** Start of SUPPLIED INFORMATION **

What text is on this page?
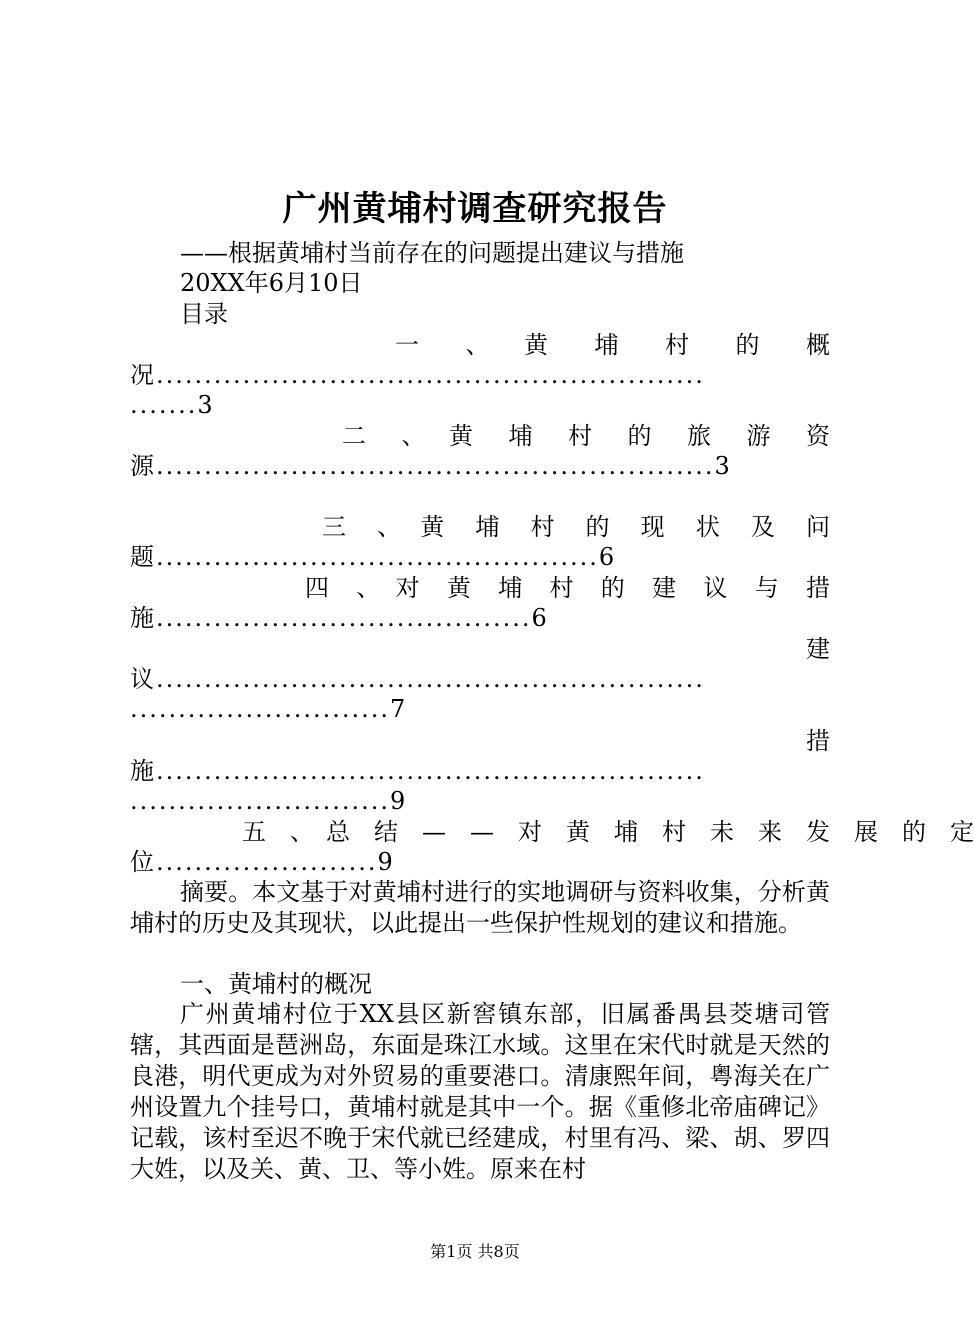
广州黄埔村调查研究报告
——根据黄埔村当前存在的问题提出建议与措施
20XX年6月10日
目录
一　、　黄　埔　村　的　概
况.........................................................
.......3
二　、　黄　埔　村　的　旅　游　资
源..........................................................3
三　、　黄　埔　村　的　现　状　及　问
题..............................................6
四　、　对　黄　埔　村　的　建　议　与　措
施.......................................6
建
议.........................................................
...........................7
措
施.........................................................
...........................9
五　、　总　结　—　—　对　黄　埔　村　未　来　发　展　的　定
位.......................9
摘要。本文基于对黄埔村进行的实地调研与资料收集，分析黄埔村的历史及其现状，以此提出一些保护性规划的建议和措施。
一、黄埔村的概况
广州黄埔村位于XX县区新窖镇东部，旧属番禺县茭塘司管辖，其西面是琶洲岛，东面是珠江水域。这里在宋代时就是天然的良港，明代更成为对外贸易的重要港口。清康熙年间，粤海关在广州设置九个挂号口，黄埔村就是其中一个。据《重修北帝庙碑记》记载，该村至迟不晚于宋代就已经建成，村里有冯、梁、胡、罗四大姓，以及关、黄、卫、等小姓。原来在村
第1页 共8页
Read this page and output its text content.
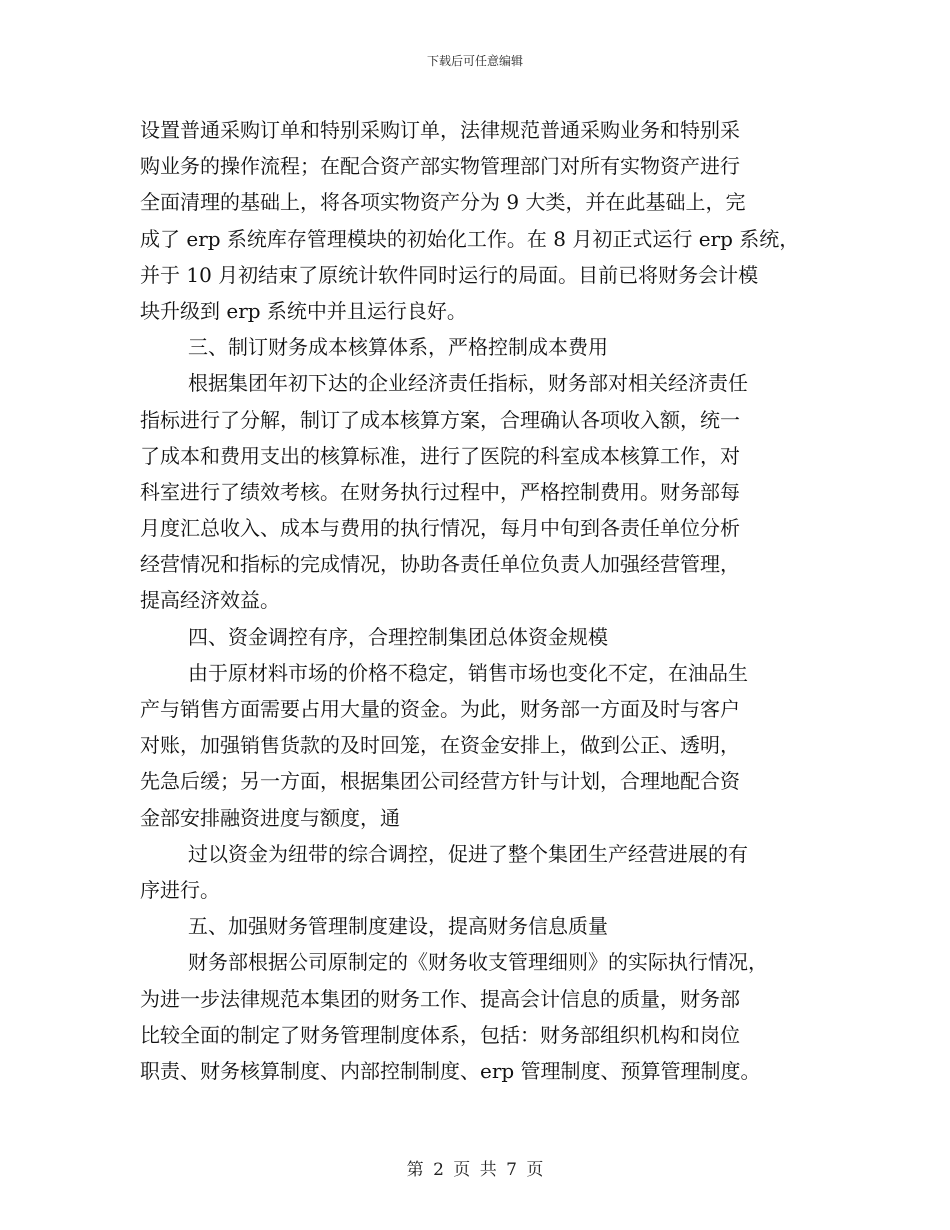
下载后可任意编辑
设置普通采购订单和特别采购订单，法律规范普通采购业务和特别采
购业务的操作流程；在配合资产部实物管理部门对所有实物资产进行
全面清理的基础上，将各项实物资产分为 9 大类，并在此基础上，完
成了 erp 系统库存管理模块的初始化工作。在 8 月初正式运行 erp 系统，
并于 10 月初结束了原统计软件同时运行的局面。目前已将财务会计模
块升级到 erp 系统中并且运行良好。
三、制订财务成本核算体系，严格控制成本费用
根据集团年初下达的企业经济责任指标，财务部对相关经济责任
指标进行了分解，制订了成本核算方案，合理确认各项收入额，统一
了成本和费用支出的核算标准，进行了医院的科室成本核算工作，对
科室进行了绩效考核。在财务执行过程中，严格控制费用。财务部每
月度汇总收入、成本与费用的执行情况，每月中旬到各责任单位分析
经营情况和指标的完成情况，协助各责任单位负责人加强经营管理，
提高经济效益。
四、资金调控有序，合理控制集团总体资金规模
由于原材料市场的价格不稳定，销售市场也变化不定，在油品生
产与销售方面需要占用大量的资金。为此，财务部一方面及时与客户
对账，加强销售货款的及时回笼，在资金安排上，做到公正、透明，
先急后缓；另一方面，根据集团公司经营方针与计划，合理地配合资
金部安排融资进度与额度，通
过以资金为纽带的综合调控，促进了整个集团生产经营进展的有
序进行。
五、加强财务管理制度建设，提高财务信息质量
财务部根据公司原制定的《财务收支管理细则》的实际执行情况，
为进一步法律规范本集团的财务工作、提高会计信息的质量，财务部
比较全面的制定了财务管理制度体系，包括：财务部组织机构和岗位
职责、财务核算制度、内部控制制度、erp 管理制度、预算管理制度。
第 2 页 共 7 页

** End of SUPPLIED INFORMATION **

> SET TASK: Exclude the pictures and transcribe all of the entries exactly.

> RESPONSE TO THE EXERCISE:
What text is on this page?
广州黄埔村调查研究报告
——根据黄埔村当前存在的问题提出建议与措施
20XX年6月10日
目录
一　、　黄　埔　村　的　概
况.........................................................
.......3
二　、　黄　埔　村　的　旅　游　资
源..........................................................3
三　、　黄　埔　村　的　现　状　及　问
题..............................................6
四　、　对　黄　埔　村　的　建　议　与　措
施.......................................6
建
议.........................................................
...........................7
措
施.........................................................
...........................9
五　、　总　结　—　—　对　黄　埔　村　未　来　发　展　的　定
位.......................9
摘要。本文基于对黄埔村进行的实地调研与资料收集，分析黄埔村的历史及其现状，以此提出一些保护性规划的建议和措施。
一、黄埔村的概况
广州黄埔村位于XX县区新窖镇东部，旧属番禺县茭塘司管辖，其西面是琶洲岛，东面是珠江水域。这里在宋代时就是天然的良港，明代更成为对外贸易的重要港口。清康熙年间，粤海关在广州设置九个挂号口，黄埔村就是其中一个。据《重修北帝庙碑记》记载，该村至迟不晚于宋代就已经建成，村里有冯、梁、胡、罗四大姓，以及关、黄、卫、等小姓。原来在村
第1页 共8页
Read this page and output its text content.
下载后可任意编辑
设置普通采购订单和特别采购订单，法律规范普通采购业务和特别采
购业务的操作流程；在配合资产部实物管理部门对所有实物资产进行
全面清理的基础上，将各项实物资产分为 9 大类，并在此基础上，完
成了 erp 系统库存管理模块的初始化工作。在 8 月初正式运行 erp 系统，
并于 10 月初结束了原统计软件同时运行的局面。目前已将财务会计模
块升级到 erp 系统中并且运行良好。
三、制订财务成本核算体系，严格控制成本费用
根据集团年初下达的企业经济责任指标，财务部对相关经济责任
指标进行了分解，制订了成本核算方案，合理确认各项收入额，统一
了成本和费用支出的核算标准，进行了医院的科室成本核算工作，对
科室进行了绩效考核。在财务执行过程中，严格控制费用。财务部每
月度汇总收入、成本与费用的执行情况，每月中旬到各责任单位分析
经营情况和指标的完成情况，协助各责任单位负责人加强经营管理，
提高经济效益。
四、资金调控有序，合理控制集团总体资金规模
由于原材料市场的价格不稳定，销售市场也变化不定，在油品生
产与销售方面需要占用大量的资金。为此，财务部一方面及时与客户
对账，加强销售货款的及时回笼，在资金安排上，做到公正、透明，
先急后缓；另一方面，根据集团公司经营方针与计划，合理地配合资
金部安排融资进度与额度，通
过以资金为纽带的综合调控，促进了整个集团生产经营进展的有
序进行。
五、加强财务管理制度建设，提高财务信息质量
财务部根据公司原制定的《财务收支管理细则》的实际执行情况，
为进一步法律规范本集团的财务工作、提高会计信息的质量，财务部
比较全面的制定了财务管理制度体系，包括：财务部组织机构和岗位
职责、财务核算制度、内部控制制度、erp 管理制度、预算管理制度。
第 2 页 共 7 页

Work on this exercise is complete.